▶ **Objective**
Return each line of the records holding the string "from".

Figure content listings
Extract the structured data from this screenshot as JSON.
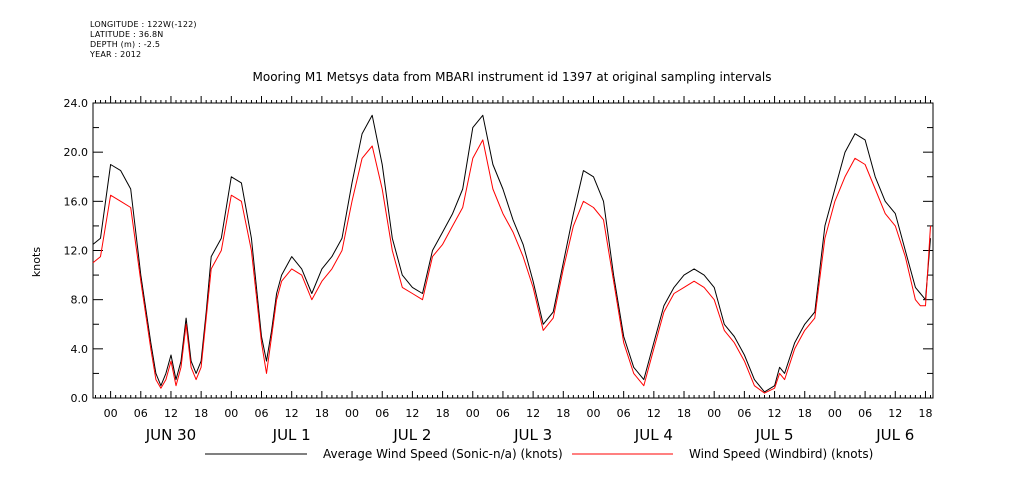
{
  "meta": {
    "longitude": "LONGITUDE : 122W(-122)",
    "latitude": "LATITUDE : 36.8N",
    "depth": "DEPTH (m) : -2.5",
    "year": "YEAR : 2012"
  },
  "chart_data": {
    "type": "line",
    "title": "Mooring M1 Metsys data from MBARI instrument id 1397 at original sampling intervals",
    "xlabel": "",
    "ylabel": "knots",
    "ylim": [
      0,
      24
    ],
    "ytick_labels": [
      "0.0",
      "4.0",
      "8.0",
      "12.0",
      "16.0",
      "20.0",
      "24.0"
    ],
    "hour_labels": [
      "00",
      "06",
      "12",
      "18",
      "00",
      "06",
      "12",
      "18",
      "00",
      "06",
      "12",
      "18",
      "00",
      "06",
      "12",
      "18",
      "00",
      "06",
      "12",
      "18",
      "00",
      "06",
      "12",
      "18",
      "00",
      "06",
      "12",
      "18"
    ],
    "day_labels": [
      "JUN 30",
      "JUL  1",
      "JUL  2",
      "JUL  3",
      "JUL  4",
      "JUL  5",
      "JUL  6"
    ],
    "x_units": "hours since JUN 30 00:00",
    "xlim": [
      -3.5,
      163.5
    ],
    "grid": false,
    "legend_position": "bottom",
    "series": [
      {
        "name": "Average Wind Speed (Sonic-n/a) (knots)",
        "color": "#000000",
        "x": [
          -3.5,
          -2,
          0,
          2,
          4,
          6,
          8,
          9,
          10,
          11,
          12,
          13,
          14,
          15,
          16,
          17,
          18,
          19,
          20,
          22,
          24,
          26,
          28,
          30,
          31,
          32,
          33,
          34,
          36,
          38,
          40,
          42,
          44,
          46,
          48,
          50,
          52,
          54,
          56,
          58,
          60,
          62,
          64,
          66,
          68,
          70,
          72,
          74,
          76,
          78,
          80,
          82,
          84,
          86,
          88,
          90,
          92,
          94,
          96,
          98,
          100,
          102,
          104,
          106,
          108,
          110,
          112,
          114,
          116,
          118,
          120,
          122,
          124,
          126,
          128,
          130,
          132,
          133,
          134,
          136,
          138,
          140,
          142,
          144,
          146,
          148,
          150,
          152,
          154,
          156,
          158,
          160,
          161,
          162,
          163
        ],
        "y": [
          12.5,
          13.0,
          19.0,
          18.5,
          17.0,
          10.0,
          4.5,
          2.0,
          1.0,
          2.0,
          3.5,
          1.5,
          3.0,
          6.5,
          3.0,
          2.0,
          3.0,
          7.0,
          11.5,
          13.0,
          18.0,
          17.5,
          13.0,
          5.0,
          3.0,
          5.5,
          8.5,
          10.0,
          11.5,
          10.5,
          8.5,
          10.5,
          11.5,
          13.0,
          17.5,
          21.5,
          23.0,
          19.0,
          13.0,
          10.0,
          9.0,
          8.5,
          12.0,
          13.5,
          15.0,
          17.0,
          22.0,
          23.0,
          19.0,
          17.0,
          14.5,
          12.5,
          9.5,
          6.0,
          7.0,
          11.0,
          15.0,
          18.5,
          18.0,
          16.0,
          10.0,
          5.0,
          2.5,
          1.5,
          4.5,
          7.5,
          9.0,
          10.0,
          10.5,
          10.0,
          9.0,
          6.0,
          5.0,
          3.5,
          1.5,
          0.5,
          1.0,
          2.5,
          2.0,
          4.5,
          6.0,
          7.0,
          14.0,
          17.0,
          20.0,
          21.5,
          21.0,
          18.0,
          16.0,
          15.0,
          12.0,
          9.0,
          8.5,
          8.0,
          13.0
        ]
      },
      {
        "name": "Wind Speed (Windbird) (knots)",
        "color": "#ff0000",
        "x": [
          -3.5,
          -2,
          0,
          2,
          4,
          6,
          8,
          9,
          10,
          11,
          12,
          13,
          14,
          15,
          16,
          17,
          18,
          19,
          20,
          22,
          24,
          26,
          28,
          30,
          31,
          32,
          33,
          34,
          36,
          38,
          40,
          42,
          44,
          46,
          48,
          50,
          52,
          54,
          56,
          58,
          60,
          62,
          64,
          66,
          68,
          70,
          72,
          74,
          76,
          78,
          80,
          82,
          84,
          86,
          88,
          90,
          92,
          94,
          96,
          98,
          100,
          102,
          104,
          106,
          108,
          110,
          112,
          114,
          116,
          118,
          120,
          122,
          124,
          126,
          128,
          130,
          132,
          133,
          134,
          136,
          138,
          140,
          142,
          144,
          146,
          148,
          150,
          152,
          154,
          156,
          158,
          160,
          161,
          162,
          163
        ],
        "y": [
          11.0,
          11.5,
          16.5,
          16.0,
          15.5,
          9.5,
          4.0,
          1.5,
          0.8,
          1.5,
          3.0,
          1.0,
          2.5,
          6.0,
          2.5,
          1.5,
          2.5,
          6.5,
          10.5,
          12.0,
          16.5,
          16.0,
          12.0,
          4.5,
          2.0,
          5.0,
          8.0,
          9.5,
          10.5,
          10.0,
          8.0,
          9.5,
          10.5,
          12.0,
          16.0,
          19.5,
          20.5,
          17.0,
          12.0,
          9.0,
          8.5,
          8.0,
          11.5,
          12.5,
          14.0,
          15.5,
          19.5,
          21.0,
          17.0,
          15.0,
          13.5,
          11.5,
          9.0,
          5.5,
          6.5,
          10.5,
          14.0,
          16.0,
          15.5,
          14.5,
          9.5,
          4.5,
          2.0,
          1.0,
          4.0,
          7.0,
          8.5,
          9.0,
          9.5,
          9.0,
          8.0,
          5.5,
          4.5,
          3.0,
          1.0,
          0.4,
          0.8,
          2.0,
          1.5,
          4.0,
          5.5,
          6.5,
          13.0,
          16.0,
          18.0,
          19.5,
          19.0,
          17.0,
          15.0,
          14.0,
          11.5,
          8.0,
          7.5,
          7.5,
          14.0
        ]
      }
    ]
  }
}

▶ **Completed exercise**
Extract the structured data from this screenshot as JSON.
    "title": "Mooring M1 Metsys data from MBARI instrument id 1397 at original sampling intervals",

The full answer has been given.